**Text to read:**

========================================================================

Marketing Compliance Checklist: What Most Teams Miss
A marketing compliance checklist covers the legal, regulatory, and brand governance requirements that every piece of marketing activity must satisfy before it goes live. Done properly, it protects the business from fines, reputational damage, and the kind of regulatory scrutiny that derails campaigns mid-flight.
Most teams treat compliance as a final gate, something legal signs off on at the last minute. That is the wrong model. Compliance built into the workflow from the start costs far less time and money than compliance bolted on at the end.
Key Takeaways
- Compliance is a workflow design problem, not a legal department problem. Teams that embed it early spend a fraction of the time fixing issues compared to teams that treat it as a final gate.
- Data and privacy obligations vary significantly by channel, region, and audience. A single checklist that ignores these distinctions will miss real exposure.
- Brand governance and regulatory compliance are different things. Both matter, but conflating them creates gaps in both areas.
- The most common compliance failures in marketing are not deliberate. They are process failures: no one checked, no one owned it, or the checklist existed on paper but not in practice.
- Regulated sectors (financial services, healthcare, non-profits) carry additional compliance layers that generic checklists do not cover.
In This Article
- Why Marketing Teams Get Compliance Wrong
- The Core Areas a Marketing Compliance Checklist Must Cover
- 1. Data Collection and Privacy Compliance
- 2. Advertising Standards and Claims Compliance
- 3. Brand Governance and Visual Identity Compliance
- 4. Platform-Specific Policy Compliance
- 5. Sector-Specific Regulatory Requirements
- 6. Video and Multimedia Compliance
- 7. Internal Approval and Sign-Off Process
- How to Structure the Checklist in Practice
- The Most Common Compliance Failures and How to Prevent Them
Why Marketing Teams Get Compliance Wrong
When I was running a performance marketing agency, compliance was the thing everyone assumed someone else had handled. The creative team assumed legal had reviewed the copy. Legal assumed the media team understood the platform policies. The media team assumed the client had signed off on the claims. Nobody had a complete picture, and that gap is where the problems live.
The issue is not that marketers are careless. It is that compliance spans multiple disciplines simultaneously: data law, advertising standards, brand governance, platform policies, sector-specific regulation, and internal approval processes. No single person owns all of it, which means it is easy for pieces to fall between teams.
This article is part of the broader Marketing Operations content on The Marketing Juice, which covers how marketing teams are structured, resourced, and run in practice.
A good compliance checklist does not replace legal counsel. It creates a repeatable process so that the obvious things are caught before they reach legal, and the non-obvious things are flagged early enough to fix without blowing up a campaign timeline.
The Core Areas a Marketing Compliance Checklist Must Cover
There is no single universal checklist that works for every organisation. A credit union operating under financial services regulation faces entirely different obligations than a boutique interior design firm. But there are core areas that every marketing compliance checklist should address, regardless of sector.

========================================================================

**Data section:**
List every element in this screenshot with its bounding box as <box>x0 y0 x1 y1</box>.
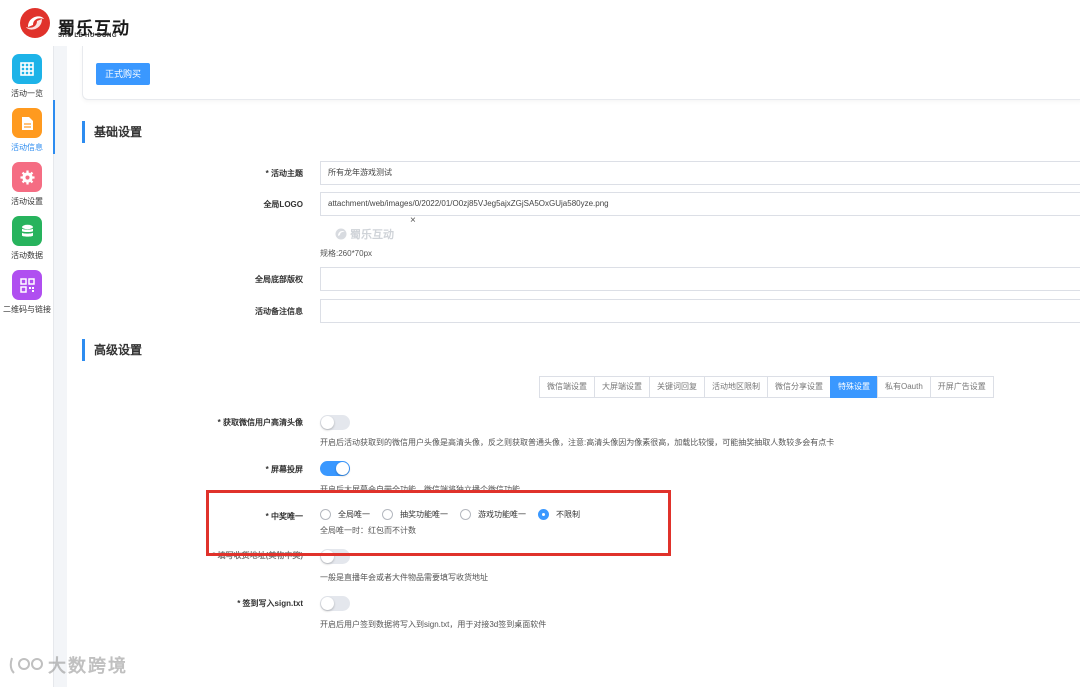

========================================================================

**Given exercise 1:** List every discipline that the marketing compliance article says compliance spans at the same time.
**Given exercise 2:** In the marketing compliance article, which team assumed legal had reviewed the copy?
**Given exercise 3:** Please carry the marketing compliance article forward from its final sentence.

**Exercise result 1:**
- Data law
- Advertising standards
- Brand governance
- Platform policies
- Sector-specific regulation
- Internal approval processes

**Exercise result 2:** The creative team.

**Exercise result 3:**
1. Data Collection and Privacy Compliance
This is the area where marketing teams are most exposed and, in my experience, least confident. GDPR in the UK and EU, CCPA in California, and a growing number of state-level laws in the US have created a patchwork of obligations that affect almost every digital marketing activity.
The checklist items here include:
- Consent mechanisms: Is consent obtained before data is collected? Is it granular, specific, and freely given? Is there an equally prominent opt-out?
- Cookie and tracking compliance: Does the site use a compliant consent management platform? Are analytics and advertising pixels firing only after consent where required?
- Email and SMS marketing: Are contact lists built on confirmed opt-in? Are unsubscribe mechanisms functional and processed within the required timeframes? Mailchimp’s guide to SMS and email privacy covers the practical mechanics of this well.
- Data retention: Are you holding personal data for longer than necessary? Do your CRM policies reflect your stated privacy policy?
- Third-party data sharing: If you are passing audience data to media platforms or partners, do you have the right to do so under your privacy policy and applicable law?
I have seen campaigns paused mid-flight because a data transfer to a US-based ad platform was not covered by the right legal basis. It is an expensive lesson. The checklist item is simple: before any campaign goes live, confirm the legal basis for every data processing activity it involves.
2. Advertising Standards and Claims Compliance
Every claim in your marketing must be substantiated. That sounds obvious. In practice, it is where a lot of teams cut corners, not deliberately, but because the pressure to ship copy fast creates a habit of letting unverified superlatives through.
The checklist items here include:
- Substantiation: Can every factual claim in the copy be backed by evidence you actually hold? “The UK’s leading” requires substantiation. “Award-winning” requires a real award.
- Comparative advertising: If you are comparing your product to a competitor, does the comparison meet the legal requirements in your jurisdiction? In the UK, the Business Protection from Misleading Marketing Regulations apply directly.
- Pricing claims: Are sale prices and discount claims compliant with the relevant consumer protection rules? The CMA in the UK has been active on this.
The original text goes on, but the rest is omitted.